◆ WHAT YOU NEED TO DO: Restate the entries below word for word, omitting nothing.

◆ DATA SUPPLIED:
+++++

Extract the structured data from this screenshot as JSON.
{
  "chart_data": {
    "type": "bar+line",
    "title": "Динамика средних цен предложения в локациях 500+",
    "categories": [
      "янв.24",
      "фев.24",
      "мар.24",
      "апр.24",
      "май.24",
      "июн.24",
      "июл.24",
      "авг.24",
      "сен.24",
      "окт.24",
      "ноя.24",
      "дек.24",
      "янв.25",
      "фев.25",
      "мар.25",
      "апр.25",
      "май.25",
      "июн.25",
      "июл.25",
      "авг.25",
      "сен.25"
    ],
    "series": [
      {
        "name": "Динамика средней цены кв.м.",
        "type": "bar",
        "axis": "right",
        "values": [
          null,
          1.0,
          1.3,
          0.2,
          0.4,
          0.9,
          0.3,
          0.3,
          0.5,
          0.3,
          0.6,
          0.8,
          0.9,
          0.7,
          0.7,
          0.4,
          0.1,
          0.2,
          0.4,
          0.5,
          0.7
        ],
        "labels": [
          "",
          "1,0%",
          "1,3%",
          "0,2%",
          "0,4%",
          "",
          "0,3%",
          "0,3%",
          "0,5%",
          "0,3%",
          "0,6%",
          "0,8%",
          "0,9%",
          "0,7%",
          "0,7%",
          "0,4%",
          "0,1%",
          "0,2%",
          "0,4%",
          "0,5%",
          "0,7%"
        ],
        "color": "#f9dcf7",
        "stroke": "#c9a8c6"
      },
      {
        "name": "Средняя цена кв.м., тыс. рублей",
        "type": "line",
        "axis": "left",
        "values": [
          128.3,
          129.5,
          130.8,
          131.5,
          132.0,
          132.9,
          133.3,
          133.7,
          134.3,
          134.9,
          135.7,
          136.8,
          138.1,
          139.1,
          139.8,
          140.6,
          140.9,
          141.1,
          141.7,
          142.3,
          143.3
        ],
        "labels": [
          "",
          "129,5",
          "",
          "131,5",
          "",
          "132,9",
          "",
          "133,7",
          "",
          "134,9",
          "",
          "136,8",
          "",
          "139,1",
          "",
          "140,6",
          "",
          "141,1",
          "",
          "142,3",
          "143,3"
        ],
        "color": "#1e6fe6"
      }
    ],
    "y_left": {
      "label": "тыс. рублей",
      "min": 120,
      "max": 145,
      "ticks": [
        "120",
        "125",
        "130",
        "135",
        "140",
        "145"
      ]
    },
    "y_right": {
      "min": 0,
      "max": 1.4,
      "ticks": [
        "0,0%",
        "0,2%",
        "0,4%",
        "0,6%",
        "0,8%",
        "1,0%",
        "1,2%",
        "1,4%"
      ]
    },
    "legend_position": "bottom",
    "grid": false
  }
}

+++++

◆ OUTPUT OF THE EXERCISE:
Extract the structured data from this screenshot as JSON.
{
  "chart_data": {
    "type": "bar+line",
    "title": "Динамика средних цен предложения в локациях 500+",
    "categories": [
      "янв.24",
      "фев.24",
      "мар.24",
      "апр.24",
      "май.24",
      "июн.24",
      "июл.24",
      "авг.24",
      "сен.24",
      "окт.24",
      "ноя.24",
      "дек.24",
      "янв.25",
      "фев.25",
      "мар.25",
      "апр.25",
      "май.25",
      "июн.25",
      "июл.25",
      "авг.25",
      "сен.25"
    ],
    "series": [
      {
        "name": "Динамика средней цены кв.м.",
        "type": "bar",
        "axis": "right",
        "values": [
          null,
          1.0,
          1.3,
          0.2,
          0.4,
          0.9,
          0.3,
          0.3,
          0.5,
          0.3,
          0.6,
          0.8,
          0.9,
          0.7,
          0.7,
          0.4,
          0.1,
          0.2,
          0.4,
          0.5,
          0.7
        ],
        "labels": [
          "",
          "1,0%",
          "1,3%",
          "0,2%",
          "0,4%",
          "",
          "0,3%",
          "0,3%",
          "0,5%",
          "0,3%",
          "0,6%",
          "0,8%",
          "0,9%",
          "0,7%",
          "0,7%",
          "0,4%",
          "0,1%",
          "0,2%",
          "0,4%",
          "0,5%",
          "0,7%"
        ],
        "color": "#f9dcf7",
        "stroke": "#c9a8c6"
      },
      {
        "name": "Средняя цена кв.м., тыс. рублей",
        "type": "line",
        "axis": "left",
        "values": [
          128.3,
          129.5,
          130.8,
          131.5,
          132.0,
          132.9,
          133.3,
          133.7,
          134.3,
          134.9,
          135.7,
          136.8,
          138.1,
          139.1,
          139.8,
          140.6,
          140.9,
          141.1,
          141.7,
          142.3,
          143.3
        ],
        "labels": [
          "",
          "129,5",
          "",
          "131,5",
          "",
          "132,9",
          "",
          "133,7",
          "",
          "134,9",
          "",
          "136,8",
          "",
          "139,1",
          "",
          "140,6",
          "",
          "141,1",
          "",
          "142,3",
          "143,3"
        ],
        "color": "#1e6fe6"
      }
    ],
    "y_left": {
      "label": "тыс. рублей",
      "min": 120,
      "max": 145,
      "ticks": [
        "120",
        "125",
        "130",
        "135",
        "140",
        "145"
      ]
    },
    "y_right": {
      "min": 0,
      "max": 1.4,
      "ticks": [
        "0,0%",
        "0,2%",
        "0,4%",
        "0,6%",
        "0,8%",
        "1,0%",
        "1,2%",
        "1,4%"
      ]
    },
    "legend_position": "bottom",
    "grid": false
  }
}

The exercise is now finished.